Stated exercise: Quote every line as given.

• • • • • • •

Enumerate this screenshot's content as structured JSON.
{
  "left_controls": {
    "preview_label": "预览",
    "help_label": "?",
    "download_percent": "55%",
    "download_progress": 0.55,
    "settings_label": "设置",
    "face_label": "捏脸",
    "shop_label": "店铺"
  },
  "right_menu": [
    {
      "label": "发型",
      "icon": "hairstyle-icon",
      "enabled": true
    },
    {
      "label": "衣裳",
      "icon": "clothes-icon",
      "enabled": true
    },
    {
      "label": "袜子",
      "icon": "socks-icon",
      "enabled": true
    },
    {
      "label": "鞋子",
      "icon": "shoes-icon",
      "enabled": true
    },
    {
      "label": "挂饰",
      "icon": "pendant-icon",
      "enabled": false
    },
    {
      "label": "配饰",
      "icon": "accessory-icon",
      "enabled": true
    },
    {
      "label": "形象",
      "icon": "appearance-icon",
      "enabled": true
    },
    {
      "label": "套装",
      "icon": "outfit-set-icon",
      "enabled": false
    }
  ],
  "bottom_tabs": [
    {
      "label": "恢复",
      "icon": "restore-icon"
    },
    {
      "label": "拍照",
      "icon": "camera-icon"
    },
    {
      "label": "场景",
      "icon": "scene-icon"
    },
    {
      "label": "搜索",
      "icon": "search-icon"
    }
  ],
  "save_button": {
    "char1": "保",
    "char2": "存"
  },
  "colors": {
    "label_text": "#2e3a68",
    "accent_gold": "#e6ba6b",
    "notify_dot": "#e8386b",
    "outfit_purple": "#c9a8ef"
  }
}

• • • • • • •

Task answer:
Enumerate this screenshot's content as structured JSON.
{
  "left_controls": {
    "preview_label": "预览",
    "help_label": "?",
    "download_percent": "55%",
    "download_progress": 0.55,
    "settings_label": "设置",
    "face_label": "捏脸",
    "shop_label": "店铺"
  },
  "right_menu": [
    {
      "label": "发型",
      "icon": "hairstyle-icon",
      "enabled": true
    },
    {
      "label": "衣裳",
      "icon": "clothes-icon",
      "enabled": true
    },
    {
      "label": "袜子",
      "icon": "socks-icon",
      "enabled": true
    },
    {
      "label": "鞋子",
      "icon": "shoes-icon",
      "enabled": true
    },
    {
      "label": "挂饰",
      "icon": "pendant-icon",
      "enabled": false
    },
    {
      "label": "配饰",
      "icon": "accessory-icon",
      "enabled": true
    },
    {
      "label": "形象",
      "icon": "appearance-icon",
      "enabled": true
    },
    {
      "label": "套装",
      "icon": "outfit-set-icon",
      "enabled": false
    }
  ],
  "bottom_tabs": [
    {
      "label": "恢复",
      "icon": "restore-icon"
    },
    {
      "label": "拍照",
      "icon": "camera-icon"
    },
    {
      "label": "场景",
      "icon": "scene-icon"
    },
    {
      "label": "搜索",
      "icon": "search-icon"
    }
  ],
  "save_button": {
    "char1": "保",
    "char2": "存"
  },
  "colors": {
    "label_text": "#2e3a68",
    "accent_gold": "#e6ba6b",
    "notify_dot": "#e8386b",
    "outfit_purple": "#c9a8ef"
  }
}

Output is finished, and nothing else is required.